- **What the task asks**
In your copy, include every entry exactly as written but no pictures.

═════ Available data

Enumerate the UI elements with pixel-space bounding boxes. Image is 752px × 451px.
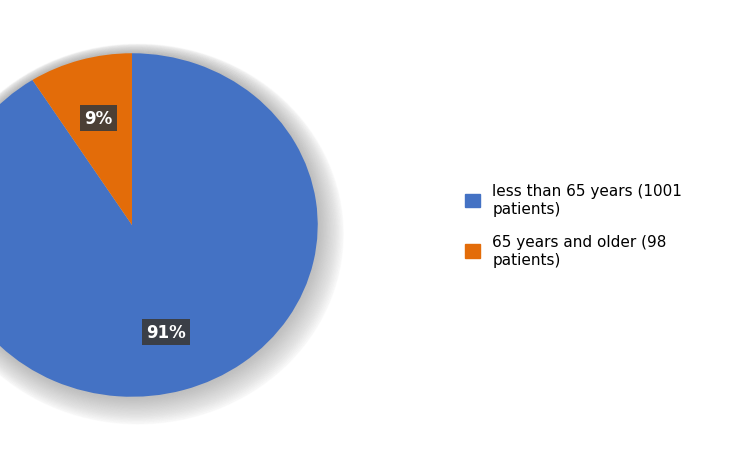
- Wedge shape: [32, 54, 132, 226]
- Text: 91%: 91%: [146, 323, 186, 341]
- Wedge shape: [0, 54, 317, 397]
- Text: 9%: 9%: [84, 110, 112, 128]
- Legend: less than 65 years (1001
patients), 65 years and older (98
patients): less than 65 years (1001 patients), 65 y…: [459, 178, 688, 273]
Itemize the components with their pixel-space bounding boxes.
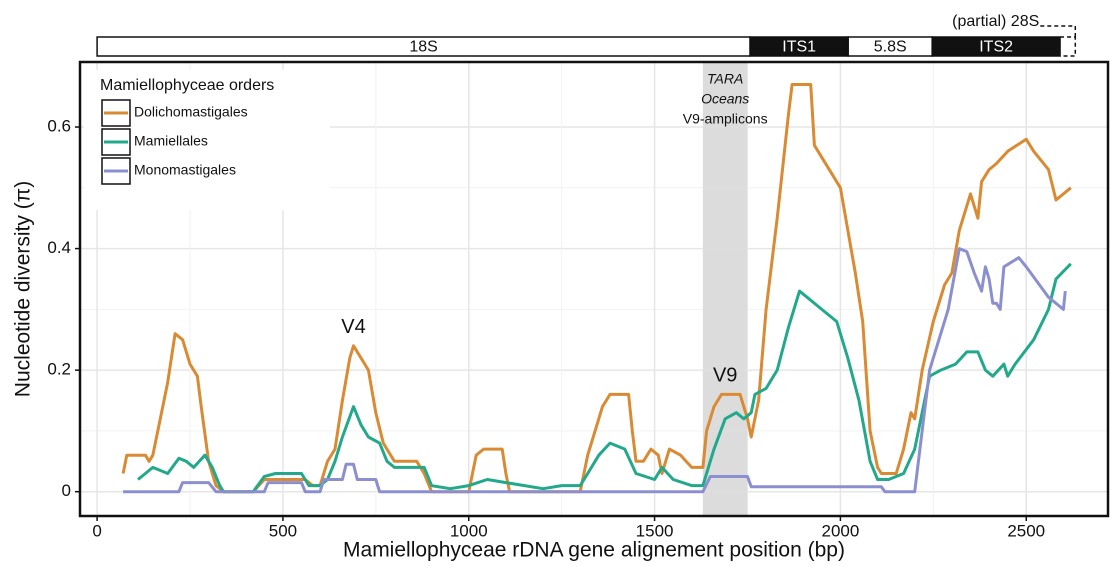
gene-label: 18S — [409, 39, 437, 56]
legend-label: Mamiellales — [134, 133, 208, 149]
highlight-label: TARA — [707, 71, 743, 87]
plot-frame — [78, 60, 1110, 518]
y-tick-label: 0.6 — [47, 117, 71, 136]
y-tick-label: 0.4 — [47, 238, 71, 257]
x-tick-label: 0 — [92, 521, 101, 540]
y-tick-label: 0 — [62, 481, 71, 500]
x-tick-label: 2000 — [821, 521, 859, 540]
series-line — [137, 262, 1072, 494]
annotation: V9 — [713, 364, 737, 386]
x-tick-label: 2500 — [1007, 521, 1045, 540]
legend-label: Dolichomastigales — [134, 104, 248, 120]
y-tick-label: 0.2 — [47, 360, 71, 379]
gene-label: (partial) 28S — [952, 13, 1039, 30]
gene-leader — [1040, 25, 1077, 37]
x-tick-label: 1000 — [450, 521, 488, 540]
gene-region — [931, 36, 1061, 57]
gene-region — [1060, 36, 1077, 57]
highlight-label: V9-amplicons — [683, 111, 768, 127]
series-line — [123, 247, 1067, 494]
annotation: V4 — [341, 316, 365, 338]
legend-label: Monomastigales — [134, 162, 236, 178]
y-axis-label: Nucleotide diversity (π) — [12, 181, 35, 397]
legend-title: Mamiellophyceae orders — [100, 77, 274, 94]
x-tick-label: 500 — [269, 521, 297, 540]
gene-label: ITS1 — [782, 39, 816, 56]
x-tick-label: 1500 — [636, 521, 674, 540]
highlight-band — [702, 62, 748, 516]
highlight-label: Oceans — [701, 91, 749, 107]
gene-label: 5.8S — [874, 39, 907, 56]
gene-label: ITS2 — [979, 39, 1013, 56]
x-axis-label: Mamiellophyceae rDNA gene alignement pos… — [343, 539, 845, 562]
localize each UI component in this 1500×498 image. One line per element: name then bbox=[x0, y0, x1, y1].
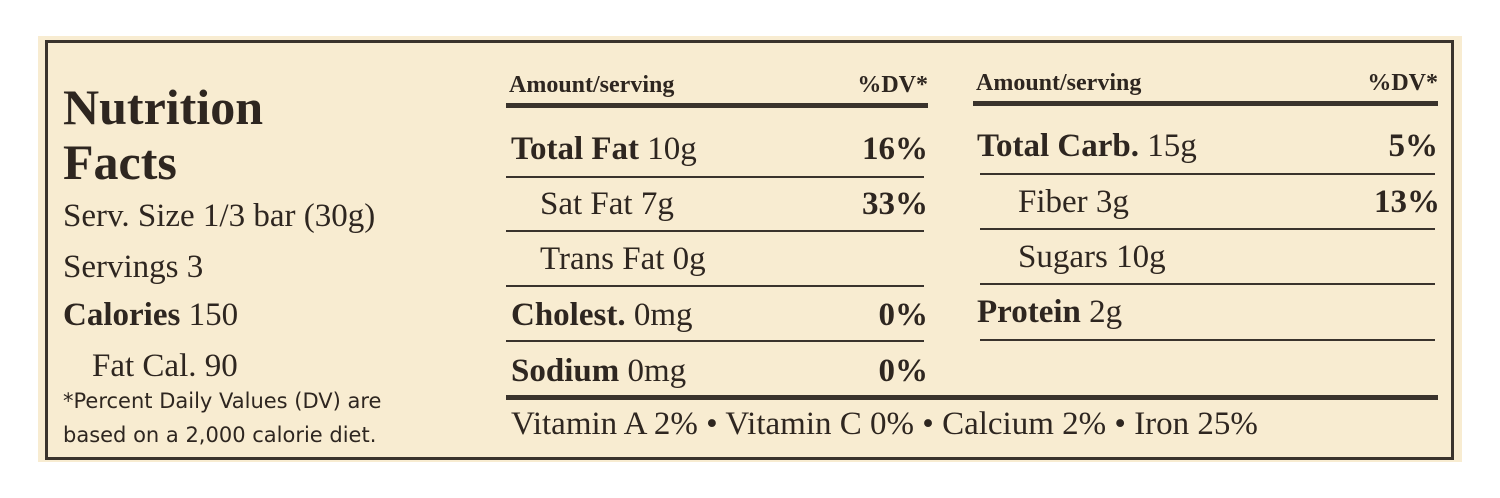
nutrient: Protein 2g bbox=[977, 296, 1122, 329]
nutrient-name: Trans Fat bbox=[540, 241, 665, 277]
title: Nutrition bbox=[63, 79, 263, 135]
dv-header: %DV* bbox=[857, 72, 928, 98]
info-value: 1/3 bar (30g) bbox=[202, 198, 376, 234]
rule bbox=[506, 230, 924, 232]
footnote: *Percent Daily Values (DV) are bbox=[63, 389, 382, 413]
info-label: Servings bbox=[63, 249, 179, 285]
vitamin: Calcium 2% bbox=[942, 406, 1107, 442]
nutrient-name: Sugars bbox=[1018, 239, 1108, 275]
nutrient-amount: 10g bbox=[1116, 239, 1166, 275]
info-label: Calories bbox=[63, 297, 181, 333]
nutrient-amount: 7g bbox=[640, 186, 674, 222]
vitamin: Vitamin C 0% bbox=[725, 406, 914, 442]
nutrient: Sugars 10g bbox=[1018, 241, 1166, 274]
rule bbox=[980, 173, 1435, 175]
rule bbox=[973, 101, 1438, 106]
nutrient-amount: 3g bbox=[1095, 184, 1129, 220]
dv-header: %DV* bbox=[1367, 70, 1438, 96]
rule bbox=[980, 228, 1435, 230]
nutrient-amount: 2g bbox=[1089, 294, 1123, 330]
nutrient-name: Sat Fat bbox=[540, 186, 633, 222]
nutrient-name: Protein bbox=[977, 294, 1081, 330]
nutrient-amount: 15g bbox=[1147, 128, 1197, 164]
nutrient: Fiber 3g bbox=[1018, 186, 1129, 219]
rule bbox=[506, 395, 1438, 400]
nutrient-amount: 0mg bbox=[627, 353, 687, 389]
dv-value: 13% bbox=[1374, 184, 1440, 220]
info-line: Calories 150 bbox=[63, 299, 238, 332]
title: Facts bbox=[63, 134, 177, 190]
nutrient-amount: 0mg bbox=[633, 297, 693, 333]
info-line: Fat Cal. 90 bbox=[92, 350, 238, 383]
footnote: based on a 2,000 calorie diet. bbox=[63, 423, 377, 447]
nutrient: Cholest. 0mg bbox=[511, 299, 693, 332]
rule bbox=[506, 285, 924, 287]
amount-header: Amount/serving bbox=[509, 72, 675, 98]
rule bbox=[506, 340, 924, 342]
dv-value: 16% bbox=[862, 131, 928, 167]
nutrient-name: Total Carb. bbox=[977, 128, 1139, 164]
rule bbox=[506, 176, 924, 178]
nutrient-name: Sodium bbox=[511, 353, 620, 389]
vitamin: Vitamin A 2% bbox=[511, 406, 698, 442]
dv-value: 5% bbox=[1388, 128, 1439, 164]
vitamin: Iron 25% bbox=[1134, 406, 1258, 442]
amount-header: Amount/serving bbox=[976, 70, 1142, 96]
rule bbox=[506, 103, 928, 108]
nutrient: Trans Fat 0g bbox=[540, 243, 706, 276]
info-label: Serv. Size bbox=[63, 198, 195, 234]
nutrient-amount: 0g bbox=[672, 241, 706, 277]
nutrient-name: Total Fat bbox=[511, 131, 640, 167]
nutrient-amount: 10g bbox=[647, 131, 697, 167]
info-line: Serv. Size 1/3 bar (30g) bbox=[63, 200, 375, 233]
nutrient: Sat Fat 7g bbox=[540, 188, 674, 221]
nutrient: Total Fat 10g bbox=[511, 133, 697, 166]
dv-value: 33% bbox=[862, 186, 928, 222]
vitamins: Vitamin A 2% • Vitamin C 0% • Calcium 2%… bbox=[511, 406, 1258, 442]
info-value: 150 bbox=[188, 297, 239, 333]
rule bbox=[980, 339, 1435, 341]
rule bbox=[980, 283, 1435, 285]
nutrient: Total Carb. 15g bbox=[977, 130, 1197, 163]
info-value: 90 bbox=[204, 348, 238, 384]
dv-value: 0% bbox=[878, 353, 929, 389]
nutrient: Sodium 0mg bbox=[511, 355, 686, 388]
nutrient-name: Cholest. bbox=[511, 297, 626, 333]
info-label: Fat Cal. bbox=[92, 348, 197, 384]
info-line: Servings 3 bbox=[63, 251, 203, 284]
label-frame bbox=[45, 40, 1454, 460]
nutrient-name: Fiber bbox=[1018, 184, 1088, 220]
info-value: 3 bbox=[186, 249, 204, 285]
dv-value: 0% bbox=[878, 297, 929, 333]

══════════

- **Output for this exercise**
Enumerate the UI elements with pixel-space bounding boxes. Image is 752px × 451px.
- Wedge shape: [32, 54, 132, 226]
- Text: 91%: 91%: [146, 323, 186, 341]
- Wedge shape: [0, 54, 317, 397]
- Text: 9%: 9%: [84, 110, 112, 128]
- Legend: less than 65 years (1001
patients), 65 years and older (98
patients): less than 65 years (1001 patients), 65 y…: [459, 178, 688, 273]
Itemize the components with their pixel-space bounding boxes.
gene-label: 18S — [409, 39, 437, 56]
legend-label: Mamiellales — [134, 133, 208, 149]
highlight-label: TARA — [707, 71, 743, 87]
plot-frame — [78, 60, 1110, 518]
y-tick-label: 0.6 — [47, 117, 71, 136]
y-tick-label: 0.4 — [47, 238, 71, 257]
x-tick-label: 0 — [92, 521, 101, 540]
y-tick-label: 0 — [62, 481, 71, 500]
x-tick-label: 2000 — [821, 521, 859, 540]
series-line — [137, 262, 1072, 494]
annotation: V9 — [713, 364, 737, 386]
x-tick-label: 2500 — [1007, 521, 1045, 540]
legend-label: Dolichomastigales — [134, 104, 248, 120]
y-tick-label: 0.2 — [47, 360, 71, 379]
gene-label: (partial) 28S — [952, 13, 1039, 30]
gene-leader — [1040, 25, 1077, 37]
x-tick-label: 1000 — [450, 521, 488, 540]
gene-region — [931, 36, 1061, 57]
gene-region — [1060, 36, 1077, 57]
highlight-label: V9-amplicons — [683, 111, 768, 127]
series-line — [123, 247, 1067, 494]
annotation: V4 — [341, 316, 365, 338]
legend-label: Monomastigales — [134, 162, 236, 178]
y-axis-label: Nucleotide diversity (π) — [12, 181, 35, 397]
legend-title: Mamiellophyceae orders — [100, 77, 274, 94]
x-tick-label: 500 — [269, 521, 297, 540]
gene-label: ITS1 — [782, 39, 816, 56]
x-tick-label: 1500 — [636, 521, 674, 540]
highlight-band — [702, 62, 748, 516]
highlight-label: Oceans — [701, 91, 749, 107]
gene-label: 5.8S — [874, 39, 907, 56]
gene-label: ITS2 — [979, 39, 1013, 56]
x-axis-label: Mamiellophyceae rDNA gene alignement pos… — [343, 539, 845, 562]
localize each UI component in this 1500×498 image. One line per element: name then bbox=[x0, y0, x1, y1].
nutrient: Protein 2g bbox=[977, 296, 1122, 329]
nutrient-name: Trans Fat bbox=[540, 241, 665, 277]
title: Nutrition bbox=[63, 79, 263, 135]
dv-header: %DV* bbox=[857, 72, 928, 98]
info-value: 1/3 bar (30g) bbox=[202, 198, 376, 234]
rule bbox=[506, 230, 924, 232]
footnote: *Percent Daily Values (DV) are bbox=[63, 389, 382, 413]
info-label: Servings bbox=[63, 249, 179, 285]
vitamin: Calcium 2% bbox=[942, 406, 1107, 442]
nutrient-name: Sugars bbox=[1018, 239, 1108, 275]
nutrient-amount: 10g bbox=[1116, 239, 1166, 275]
info-label: Calories bbox=[63, 297, 181, 333]
nutrient-amount: 7g bbox=[640, 186, 674, 222]
vitamin: Vitamin C 0% bbox=[725, 406, 914, 442]
nutrient: Sugars 10g bbox=[1018, 241, 1166, 274]
rule bbox=[980, 173, 1435, 175]
rule bbox=[973, 101, 1438, 106]
nutrient-amount: 3g bbox=[1095, 184, 1129, 220]
dv-header: %DV* bbox=[1367, 70, 1438, 96]
rule bbox=[980, 228, 1435, 230]
nutrient-amount: 2g bbox=[1089, 294, 1123, 330]
nutrient-name: Sat Fat bbox=[540, 186, 633, 222]
nutrient-name: Protein bbox=[977, 294, 1081, 330]
nutrient-amount: 15g bbox=[1147, 128, 1197, 164]
nutrient: Fiber 3g bbox=[1018, 186, 1129, 219]
rule bbox=[506, 395, 1438, 400]
nutrient-amount: 0mg bbox=[627, 353, 687, 389]
dv-value: 13% bbox=[1374, 184, 1440, 220]
info-line: Calories 150 bbox=[63, 299, 238, 332]
title: Facts bbox=[63, 134, 177, 190]
nutrient-amount: 0mg bbox=[633, 297, 693, 333]
info-line: Fat Cal. 90 bbox=[92, 350, 238, 383]
footnote: based on a 2,000 calorie diet. bbox=[63, 423, 377, 447]
nutrient: Cholest. 0mg bbox=[511, 299, 693, 332]
rule bbox=[506, 285, 924, 287]
amount-header: Amount/serving bbox=[509, 72, 675, 98]
rule bbox=[506, 340, 924, 342]
dv-value: 16% bbox=[862, 131, 928, 167]
nutrient-name: Total Carb. bbox=[977, 128, 1139, 164]
rule bbox=[506, 176, 924, 178]
nutrient-name: Sodium bbox=[511, 353, 620, 389]
vitamin: Vitamin A 2% bbox=[511, 406, 698, 442]
dv-value: 5% bbox=[1388, 128, 1439, 164]
vitamin: Iron 25% bbox=[1134, 406, 1258, 442]
amount-header: Amount/serving bbox=[976, 70, 1142, 96]
rule bbox=[506, 103, 928, 108]
nutrient: Trans Fat 0g bbox=[540, 243, 706, 276]
info-label: Serv. Size bbox=[63, 198, 195, 234]
nutrient-amount: 0g bbox=[672, 241, 706, 277]
nutrient-name: Total Fat bbox=[511, 131, 640, 167]
nutrient-amount: 10g bbox=[647, 131, 697, 167]
info-line: Serv. Size 1/3 bar (30g) bbox=[63, 200, 375, 233]
nutrient: Sat Fat 7g bbox=[540, 188, 674, 221]
nutrient: Total Fat 10g bbox=[511, 133, 697, 166]
dv-value: 33% bbox=[862, 186, 928, 222]
vitamins: Vitamin A 2% • Vitamin C 0% • Calcium 2%… bbox=[511, 406, 1258, 442]
info-value: 150 bbox=[188, 297, 239, 333]
rule bbox=[980, 339, 1435, 341]
rule bbox=[980, 283, 1435, 285]
nutrient: Total Carb. 15g bbox=[977, 130, 1197, 163]
info-value: 90 bbox=[204, 348, 238, 384]
dv-value: 0% bbox=[878, 353, 929, 389]
nutrient: Sodium 0mg bbox=[511, 355, 686, 388]
nutrient-name: Cholest. bbox=[511, 297, 626, 333]
info-label: Fat Cal. bbox=[92, 348, 197, 384]
info-line: Servings 3 bbox=[63, 251, 203, 284]
label-frame bbox=[45, 40, 1454, 460]
nutrient-name: Fiber bbox=[1018, 184, 1088, 220]
info-value: 3 bbox=[186, 249, 204, 285]
dv-value: 0% bbox=[878, 297, 929, 333]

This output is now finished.